> _RECORDS SUPPLIED_
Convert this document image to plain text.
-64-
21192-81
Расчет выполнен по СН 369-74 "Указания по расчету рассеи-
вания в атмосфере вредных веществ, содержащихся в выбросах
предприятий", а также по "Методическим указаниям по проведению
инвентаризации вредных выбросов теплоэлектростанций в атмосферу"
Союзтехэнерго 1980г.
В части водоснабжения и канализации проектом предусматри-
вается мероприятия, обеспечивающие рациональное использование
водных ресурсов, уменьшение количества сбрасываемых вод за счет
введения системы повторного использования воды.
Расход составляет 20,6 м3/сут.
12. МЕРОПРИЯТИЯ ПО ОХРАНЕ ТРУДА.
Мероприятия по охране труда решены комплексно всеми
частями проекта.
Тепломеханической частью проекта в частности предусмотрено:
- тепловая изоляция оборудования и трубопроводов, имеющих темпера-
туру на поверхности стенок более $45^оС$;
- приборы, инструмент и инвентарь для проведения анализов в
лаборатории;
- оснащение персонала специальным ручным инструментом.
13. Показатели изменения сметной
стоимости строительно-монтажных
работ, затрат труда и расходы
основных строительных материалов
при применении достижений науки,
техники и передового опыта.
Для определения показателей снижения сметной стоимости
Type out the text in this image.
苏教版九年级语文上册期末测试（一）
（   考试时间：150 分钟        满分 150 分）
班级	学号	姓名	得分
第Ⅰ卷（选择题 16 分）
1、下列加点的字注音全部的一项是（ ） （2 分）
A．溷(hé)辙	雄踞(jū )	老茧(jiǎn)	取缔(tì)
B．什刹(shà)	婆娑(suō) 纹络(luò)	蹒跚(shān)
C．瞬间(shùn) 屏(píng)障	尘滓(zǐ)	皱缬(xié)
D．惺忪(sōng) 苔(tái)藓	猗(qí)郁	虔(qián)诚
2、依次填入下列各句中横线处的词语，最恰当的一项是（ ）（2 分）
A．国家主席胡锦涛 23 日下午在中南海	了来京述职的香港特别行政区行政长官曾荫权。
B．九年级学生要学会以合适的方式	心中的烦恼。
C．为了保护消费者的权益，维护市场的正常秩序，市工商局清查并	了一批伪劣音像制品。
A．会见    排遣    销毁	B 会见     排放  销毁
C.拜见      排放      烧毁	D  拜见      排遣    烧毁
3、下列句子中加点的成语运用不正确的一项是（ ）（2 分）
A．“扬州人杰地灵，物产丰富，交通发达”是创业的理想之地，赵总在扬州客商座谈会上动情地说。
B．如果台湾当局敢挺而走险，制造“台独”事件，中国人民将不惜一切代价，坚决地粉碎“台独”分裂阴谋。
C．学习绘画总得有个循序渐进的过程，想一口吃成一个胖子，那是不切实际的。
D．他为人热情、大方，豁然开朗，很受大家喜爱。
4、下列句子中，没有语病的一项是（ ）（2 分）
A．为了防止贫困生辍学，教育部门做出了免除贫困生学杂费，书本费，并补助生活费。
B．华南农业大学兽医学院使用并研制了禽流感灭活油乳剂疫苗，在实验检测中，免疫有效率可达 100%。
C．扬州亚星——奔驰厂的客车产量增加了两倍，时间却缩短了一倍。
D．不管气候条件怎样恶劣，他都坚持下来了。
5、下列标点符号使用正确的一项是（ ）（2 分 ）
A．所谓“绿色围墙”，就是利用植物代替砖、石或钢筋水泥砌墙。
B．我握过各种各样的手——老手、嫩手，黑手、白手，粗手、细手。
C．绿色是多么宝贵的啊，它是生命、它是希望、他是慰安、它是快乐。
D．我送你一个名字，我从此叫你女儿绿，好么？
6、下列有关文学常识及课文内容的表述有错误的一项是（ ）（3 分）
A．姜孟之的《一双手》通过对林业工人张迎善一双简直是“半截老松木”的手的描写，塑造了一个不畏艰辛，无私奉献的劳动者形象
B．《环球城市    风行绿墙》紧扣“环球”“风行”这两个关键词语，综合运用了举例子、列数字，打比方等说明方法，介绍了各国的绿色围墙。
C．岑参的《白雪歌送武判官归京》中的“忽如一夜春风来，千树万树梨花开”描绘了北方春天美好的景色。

> _WHAT THIS TASK INVOLVES_
Set down every line of the listing above again, exactly as given.

> _WRITTEN RESPONSE_
Convert this document image to plain text.
-64-
21192-81
Расчет выполнен по СН 369-74 "Указания по расчету рассеи-
вания в атмосфере вредных веществ, содержащихся в выбросах
предприятий", а также по "Методическим указаниям по проведению
инвентаризации вредных выбросов теплоэлектростанций в атмосферу"
Союзтехэнерго 1980г.
В части водоснабжения и канализации проектом предусматри-
вается мероприятия, обеспечивающие рациональное использование
водных ресурсов, уменьшение количества сбрасываемых вод за счет
введения системы повторного использования воды.
Расход составляет 20,6 м3/сут.
12. МЕРОПРИЯТИЯ ПО ОХРАНЕ ТРУДА.
Мероприятия по охране труда решены комплексно всеми
частями проекта.
Тепломеханической частью проекта в частности предусмотрено:
- тепловая изоляция оборудования и трубопроводов, имеющих темпера-
туру на поверхности стенок более $45^оС$;
- приборы, инструмент и инвентарь для проведения анализов в
лаборатории;
- оснащение персонала специальным ручным инструментом.
13. Показатели изменения сметной
стоимости строительно-монтажных
работ, затрат труда и расходы
основных строительных материалов
при применении достижений науки,
техники и передового опыта.
Для определения показателей снижения сметной стоимости
Type out the text in this image.
苏教版九年级语文上册期末测试（一）
（   考试时间：150 分钟        满分 150 分）
班级	学号	姓名	得分
第Ⅰ卷（选择题 16 分）
1、下列加点的字注音全部的一项是（ ） （2 分）
A．溷(hé)辙	雄踞(jū )	老茧(jiǎn)	取缔(tì)
B．什刹(shà)	婆娑(suō) 纹络(luò)	蹒跚(shān)
C．瞬间(shùn) 屏(píng)障	尘滓(zǐ)	皱缬(xié)
D．惺忪(sōng) 苔(tái)藓	猗(qí)郁	虔(qián)诚
2、依次填入下列各句中横线处的词语，最恰当的一项是（ ）（2 分）
A．国家主席胡锦涛 23 日下午在中南海	了来京述职的香港特别行政区行政长官曾荫权。
B．九年级学生要学会以合适的方式	心中的烦恼。
C．为了保护消费者的权益，维护市场的正常秩序，市工商局清查并	了一批伪劣音像制品。
A．会见    排遣    销毁	B 会见     排放  销毁
C.拜见      排放      烧毁	D  拜见      排遣    烧毁
3、下列句子中加点的成语运用不正确的一项是（ ）（2 分）
A．“扬州人杰地灵，物产丰富，交通发达”是创业的理想之地，赵总在扬州客商座谈会上动情地说。
B．如果台湾当局敢挺而走险，制造“台独”事件，中国人民将不惜一切代价，坚决地粉碎“台独”分裂阴谋。
C．学习绘画总得有个循序渐进的过程，想一口吃成一个胖子，那是不切实际的。
D．他为人热情、大方，豁然开朗，很受大家喜爱。
4、下列句子中，没有语病的一项是（ ）（2 分）
A．为了防止贫困生辍学，教育部门做出了免除贫困生学杂费，书本费，并补助生活费。
B．华南农业大学兽医学院使用并研制了禽流感灭活油乳剂疫苗，在实验检测中，免疫有效率可达 100%。
C．扬州亚星——奔驰厂的客车产量增加了两倍，时间却缩短了一倍。
D．不管气候条件怎样恶劣，他都坚持下来了。
5、下列标点符号使用正确的一项是（ ）（2 分 ）
A．所谓“绿色围墙”，就是利用植物代替砖、石或钢筋水泥砌墙。
B．我握过各种各样的手——老手、嫩手，黑手、白手，粗手、细手。
C．绿色是多么宝贵的啊，它是生命、它是希望、他是慰安、它是快乐。
D．我送你一个名字，我从此叫你女儿绿，好么？
6、下列有关文学常识及课文内容的表述有错误的一项是（ ）（3 分）
A．姜孟之的《一双手》通过对林业工人张迎善一双简直是“半截老松木”的手的描写，塑造了一个不畏艰辛，无私奉献的劳动者形象
B．《环球城市    风行绿墙》紧扣“环球”“风行”这两个关键词语，综合运用了举例子、列数字，打比方等说明方法，介绍了各国的绿色围墙。
C．岑参的《白雪歌送武判官归京》中的“忽如一夜春风来，千树万树梨花开”描绘了北方春天美好的景色。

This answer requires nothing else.